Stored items
_____

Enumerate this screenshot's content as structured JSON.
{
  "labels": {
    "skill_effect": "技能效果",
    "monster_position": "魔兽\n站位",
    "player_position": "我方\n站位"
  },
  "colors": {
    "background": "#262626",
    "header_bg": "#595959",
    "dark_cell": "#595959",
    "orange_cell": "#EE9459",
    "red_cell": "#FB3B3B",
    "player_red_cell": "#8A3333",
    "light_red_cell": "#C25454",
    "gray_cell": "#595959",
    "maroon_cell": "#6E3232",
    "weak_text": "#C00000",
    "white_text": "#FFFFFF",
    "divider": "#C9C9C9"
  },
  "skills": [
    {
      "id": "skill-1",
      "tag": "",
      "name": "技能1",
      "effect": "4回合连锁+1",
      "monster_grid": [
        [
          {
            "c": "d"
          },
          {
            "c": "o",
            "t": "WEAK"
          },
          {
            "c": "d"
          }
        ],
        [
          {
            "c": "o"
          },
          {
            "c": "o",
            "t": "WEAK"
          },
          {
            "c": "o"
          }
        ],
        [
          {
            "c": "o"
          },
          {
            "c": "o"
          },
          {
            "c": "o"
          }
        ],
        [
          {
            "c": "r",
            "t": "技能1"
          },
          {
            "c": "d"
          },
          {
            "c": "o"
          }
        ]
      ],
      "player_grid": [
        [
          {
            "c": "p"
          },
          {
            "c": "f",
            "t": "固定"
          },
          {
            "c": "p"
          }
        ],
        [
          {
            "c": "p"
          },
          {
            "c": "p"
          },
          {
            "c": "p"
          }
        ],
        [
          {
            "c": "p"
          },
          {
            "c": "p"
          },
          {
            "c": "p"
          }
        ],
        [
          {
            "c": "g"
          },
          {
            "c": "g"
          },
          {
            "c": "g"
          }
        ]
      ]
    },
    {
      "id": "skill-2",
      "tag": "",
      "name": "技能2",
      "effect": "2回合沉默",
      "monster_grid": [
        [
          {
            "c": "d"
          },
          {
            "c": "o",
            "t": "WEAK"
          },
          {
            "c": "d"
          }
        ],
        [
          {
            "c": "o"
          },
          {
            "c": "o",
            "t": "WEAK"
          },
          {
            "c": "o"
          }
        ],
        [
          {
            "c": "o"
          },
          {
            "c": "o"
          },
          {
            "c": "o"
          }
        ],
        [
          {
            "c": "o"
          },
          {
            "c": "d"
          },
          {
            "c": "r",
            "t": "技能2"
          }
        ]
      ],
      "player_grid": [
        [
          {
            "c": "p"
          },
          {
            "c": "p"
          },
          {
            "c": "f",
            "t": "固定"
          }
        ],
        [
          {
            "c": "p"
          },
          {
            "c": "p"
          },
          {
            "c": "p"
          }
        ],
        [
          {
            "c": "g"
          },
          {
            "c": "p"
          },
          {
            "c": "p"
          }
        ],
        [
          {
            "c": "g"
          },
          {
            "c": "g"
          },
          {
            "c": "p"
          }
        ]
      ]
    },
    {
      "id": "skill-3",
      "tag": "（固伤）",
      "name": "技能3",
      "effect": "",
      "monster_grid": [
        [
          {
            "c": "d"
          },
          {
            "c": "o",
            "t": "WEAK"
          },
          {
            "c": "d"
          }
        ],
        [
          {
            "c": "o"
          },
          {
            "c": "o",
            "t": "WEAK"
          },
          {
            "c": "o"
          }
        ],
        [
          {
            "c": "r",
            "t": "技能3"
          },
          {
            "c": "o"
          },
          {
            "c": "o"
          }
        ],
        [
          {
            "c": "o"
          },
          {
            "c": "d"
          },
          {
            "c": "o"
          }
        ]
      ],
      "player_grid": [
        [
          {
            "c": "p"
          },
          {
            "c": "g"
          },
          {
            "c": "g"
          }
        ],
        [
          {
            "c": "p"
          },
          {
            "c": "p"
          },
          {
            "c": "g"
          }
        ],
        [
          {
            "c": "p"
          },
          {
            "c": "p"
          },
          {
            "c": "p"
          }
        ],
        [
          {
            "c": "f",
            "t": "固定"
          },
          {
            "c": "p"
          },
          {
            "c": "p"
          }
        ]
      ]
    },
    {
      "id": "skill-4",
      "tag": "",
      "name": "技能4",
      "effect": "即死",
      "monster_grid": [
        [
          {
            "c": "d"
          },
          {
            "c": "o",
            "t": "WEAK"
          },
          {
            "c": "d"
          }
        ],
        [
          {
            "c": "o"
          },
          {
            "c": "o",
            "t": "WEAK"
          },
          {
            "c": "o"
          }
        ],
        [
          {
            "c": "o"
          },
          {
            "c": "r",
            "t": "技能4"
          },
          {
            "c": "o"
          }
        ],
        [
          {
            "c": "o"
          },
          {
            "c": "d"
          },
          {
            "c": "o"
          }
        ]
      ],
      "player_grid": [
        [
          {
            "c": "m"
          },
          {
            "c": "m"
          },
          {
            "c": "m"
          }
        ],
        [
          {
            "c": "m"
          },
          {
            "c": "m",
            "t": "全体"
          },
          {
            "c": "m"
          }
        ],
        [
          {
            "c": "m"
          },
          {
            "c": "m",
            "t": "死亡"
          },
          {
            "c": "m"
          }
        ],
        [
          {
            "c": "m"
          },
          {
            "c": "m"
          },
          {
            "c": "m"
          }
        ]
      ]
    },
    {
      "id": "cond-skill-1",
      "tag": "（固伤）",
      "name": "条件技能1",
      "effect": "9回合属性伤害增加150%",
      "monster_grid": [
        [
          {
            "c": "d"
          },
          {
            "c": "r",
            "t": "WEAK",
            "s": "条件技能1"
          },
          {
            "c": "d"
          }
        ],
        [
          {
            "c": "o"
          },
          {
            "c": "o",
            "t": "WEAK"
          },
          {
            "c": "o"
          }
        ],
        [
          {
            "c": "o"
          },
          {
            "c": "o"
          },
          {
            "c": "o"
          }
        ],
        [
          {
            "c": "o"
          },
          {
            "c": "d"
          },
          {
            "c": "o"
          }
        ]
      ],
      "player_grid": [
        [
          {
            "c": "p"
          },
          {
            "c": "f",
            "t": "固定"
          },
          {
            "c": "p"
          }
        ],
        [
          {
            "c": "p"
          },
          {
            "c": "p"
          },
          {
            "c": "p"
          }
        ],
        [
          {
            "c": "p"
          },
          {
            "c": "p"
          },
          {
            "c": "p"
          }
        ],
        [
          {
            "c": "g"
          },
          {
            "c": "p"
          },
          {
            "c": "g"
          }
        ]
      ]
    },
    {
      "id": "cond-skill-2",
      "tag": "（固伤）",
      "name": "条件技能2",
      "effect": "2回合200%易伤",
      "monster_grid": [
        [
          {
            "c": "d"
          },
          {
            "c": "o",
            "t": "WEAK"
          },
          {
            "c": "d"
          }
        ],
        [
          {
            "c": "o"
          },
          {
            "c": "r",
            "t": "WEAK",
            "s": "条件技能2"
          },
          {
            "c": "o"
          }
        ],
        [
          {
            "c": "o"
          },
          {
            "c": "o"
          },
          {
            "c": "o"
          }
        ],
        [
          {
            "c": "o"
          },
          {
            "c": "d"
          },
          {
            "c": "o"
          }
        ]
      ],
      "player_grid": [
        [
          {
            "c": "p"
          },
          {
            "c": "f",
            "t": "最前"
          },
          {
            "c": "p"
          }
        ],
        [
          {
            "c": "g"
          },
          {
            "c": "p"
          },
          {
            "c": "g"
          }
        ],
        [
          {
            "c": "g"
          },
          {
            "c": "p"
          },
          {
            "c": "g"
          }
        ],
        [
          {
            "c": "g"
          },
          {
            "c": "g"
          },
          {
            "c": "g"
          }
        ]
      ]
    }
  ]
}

_____

== INSTRUCTION ==
Restate every line of the data word for word.

== REPLY ==
Enumerate this screenshot's content as structured JSON.
{
  "labels": {
    "skill_effect": "技能效果",
    "monster_position": "魔兽\n站位",
    "player_position": "我方\n站位"
  },
  "colors": {
    "background": "#262626",
    "header_bg": "#595959",
    "dark_cell": "#595959",
    "orange_cell": "#EE9459",
    "red_cell": "#FB3B3B",
    "player_red_cell": "#8A3333",
    "light_red_cell": "#C25454",
    "gray_cell": "#595959",
    "maroon_cell": "#6E3232",
    "weak_text": "#C00000",
    "white_text": "#FFFFFF",
    "divider": "#C9C9C9"
  },
  "skills": [
    {
      "id": "skill-1",
      "tag": "",
      "name": "技能1",
      "effect": "4回合连锁+1",
      "monster_grid": [
        [
          {
            "c": "d"
          },
          {
            "c": "o",
            "t": "WEAK"
          },
          {
            "c": "d"
          }
        ],
        [
          {
            "c": "o"
          },
          {
            "c": "o",
            "t": "WEAK"
          },
          {
            "c": "o"
          }
        ],
        [
          {
            "c": "o"
          },
          {
            "c": "o"
          },
          {
            "c": "o"
          }
        ],
        [
          {
            "c": "r",
            "t": "技能1"
          },
          {
            "c": "d"
          },
          {
            "c": "o"
          }
        ]
      ],
      "player_grid": [
        [
          {
            "c": "p"
          },
          {
            "c": "f",
            "t": "固定"
          },
          {
            "c": "p"
          }
        ],
        [
          {
            "c": "p"
          },
          {
            "c": "p"
          },
          {
            "c": "p"
          }
        ],
        [
          {
            "c": "p"
          },
          {
            "c": "p"
          },
          {
            "c": "p"
          }
        ],
        [
          {
            "c": "g"
          },
          {
            "c": "g"
          },
          {
            "c": "g"
          }
        ]
      ]
    },
    {
      "id": "skill-2",
      "tag": "",
      "name": "技能2",
      "effect": "2回合沉默",
      "monster_grid": [
        [
          {
            "c": "d"
          },
          {
            "c": "o",
            "t": "WEAK"
          },
          {
            "c": "d"
          }
        ],
        [
          {
            "c": "o"
          },
          {
            "c": "o",
            "t": "WEAK"
          },
          {
            "c": "o"
          }
        ],
        [
          {
            "c": "o"
          },
          {
            "c": "o"
          },
          {
            "c": "o"
          }
        ],
        [
          {
            "c": "o"
          },
          {
            "c": "d"
          },
          {
            "c": "r",
            "t": "技能2"
          }
        ]
      ],
      "player_grid": [
        [
          {
            "c": "p"
          },
          {
            "c": "p"
          },
          {
            "c": "f",
            "t": "固定"
          }
        ],
        [
          {
            "c": "p"
          },
          {
            "c": "p"
          },
          {
            "c": "p"
          }
        ],
        [
          {
            "c": "g"
          },
          {
            "c": "p"
          },
          {
            "c": "p"
          }
        ],
        [
          {
            "c": "g"
          },
          {
            "c": "g"
          },
          {
            "c": "p"
          }
        ]
      ]
    },
    {
      "id": "skill-3",
      "tag": "（固伤）",
      "name": "技能3",
      "effect": "",
      "monster_grid": [
        [
          {
            "c": "d"
          },
          {
            "c": "o",
            "t": "WEAK"
          },
          {
            "c": "d"
          }
        ],
        [
          {
            "c": "o"
          },
          {
            "c": "o",
            "t": "WEAK"
          },
          {
            "c": "o"
          }
        ],
        [
          {
            "c": "r",
            "t": "技能3"
          },
          {
            "c": "o"
          },
          {
            "c": "o"
          }
        ],
        [
          {
            "c": "o"
          },
          {
            "c": "d"
          },
          {
            "c": "o"
          }
        ]
      ],
      "player_grid": [
        [
          {
            "c": "p"
          },
          {
            "c": "g"
          },
          {
            "c": "g"
          }
        ],
        [
          {
            "c": "p"
          },
          {
            "c": "p"
          },
          {
            "c": "g"
          }
        ],
        [
          {
            "c": "p"
          },
          {
            "c": "p"
          },
          {
            "c": "p"
          }
        ],
        [
          {
            "c": "f",
            "t": "固定"
          },
          {
            "c": "p"
          },
          {
            "c": "p"
          }
        ]
      ]
    },
    {
      "id": "skill-4",
      "tag": "",
      "name": "技能4",
      "effect": "即死",
      "monster_grid": [
        [
          {
            "c": "d"
          },
          {
            "c": "o",
            "t": "WEAK"
          },
          {
            "c": "d"
          }
        ],
        [
          {
            "c": "o"
          },
          {
            "c": "o",
            "t": "WEAK"
          },
          {
            "c": "o"
          }
        ],
        [
          {
            "c": "o"
          },
          {
            "c": "r",
            "t": "技能4"
          },
          {
            "c": "o"
          }
        ],
        [
          {
            "c": "o"
          },
          {
            "c": "d"
          },
          {
            "c": "o"
          }
        ]
      ],
      "player_grid": [
        [
          {
            "c": "m"
          },
          {
            "c": "m"
          },
          {
            "c": "m"
          }
        ],
        [
          {
            "c": "m"
          },
          {
            "c": "m",
            "t": "全体"
          },
          {
            "c": "m"
          }
        ],
        [
          {
            "c": "m"
          },
          {
            "c": "m",
            "t": "死亡"
          },
          {
            "c": "m"
          }
        ],
        [
          {
            "c": "m"
          },
          {
            "c": "m"
          },
          {
            "c": "m"
          }
        ]
      ]
    },
    {
      "id": "cond-skill-1",
      "tag": "（固伤）",
      "name": "条件技能1",
      "effect": "9回合属性伤害增加150%",
      "monster_grid": [
        [
          {
            "c": "d"
          },
          {
            "c": "r",
            "t": "WEAK",
            "s": "条件技能1"
          },
          {
            "c": "d"
          }
        ],
        [
          {
            "c": "o"
          },
          {
            "c": "o",
            "t": "WEAK"
          },
          {
            "c": "o"
          }
        ],
        [
          {
            "c": "o"
          },
          {
            "c": "o"
          },
          {
            "c": "o"
          }
        ],
        [
          {
            "c": "o"
          },
          {
            "c": "d"
          },
          {
            "c": "o"
          }
        ]
      ],
      "player_grid": [
        [
          {
            "c": "p"
          },
          {
            "c": "f",
            "t": "固定"
          },
          {
            "c": "p"
          }
        ],
        [
          {
            "c": "p"
          },
          {
            "c": "p"
          },
          {
            "c": "p"
          }
        ],
        [
          {
            "c": "p"
          },
          {
            "c": "p"
          },
          {
            "c": "p"
          }
        ],
        [
          {
            "c": "g"
          },
          {
            "c": "p"
          },
          {
            "c": "g"
          }
        ]
      ]
    },
    {
      "id": "cond-skill-2",
      "tag": "（固伤）",
      "name": "条件技能2",
      "effect": "2回合200%易伤",
      "monster_grid": [
        [
          {
            "c": "d"
          },
          {
            "c": "o",
            "t": "WEAK"
          },
          {
            "c": "d"
          }
        ],
        [
          {
            "c": "o"
          },
          {
            "c": "r",
            "t": "WEAK",
            "s": "条件技能2"
          },
          {
            "c": "o"
          }
        ],
        [
          {
            "c": "o"
          },
          {
            "c": "o"
          },
          {
            "c": "o"
          }
        ],
        [
          {
            "c": "o"
          },
          {
            "c": "d"
          },
          {
            "c": "o"
          }
        ]
      ],
      "player_grid": [
        [
          {
            "c": "p"
          },
          {
            "c": "f",
            "t": "最前"
          },
          {
            "c": "p"
          }
        ],
        [
          {
            "c": "g"
          },
          {
            "c": "p"
          },
          {
            "c": "g"
          }
        ],
        [
          {
            "c": "g"
          },
          {
            "c": "p"
          },
          {
            "c": "g"
          }
        ],
        [
          {
            "c": "g"
          },
          {
            "c": "g"
          },
          {
            "c": "g"
          }
        ]
      ]
    }
  ]
}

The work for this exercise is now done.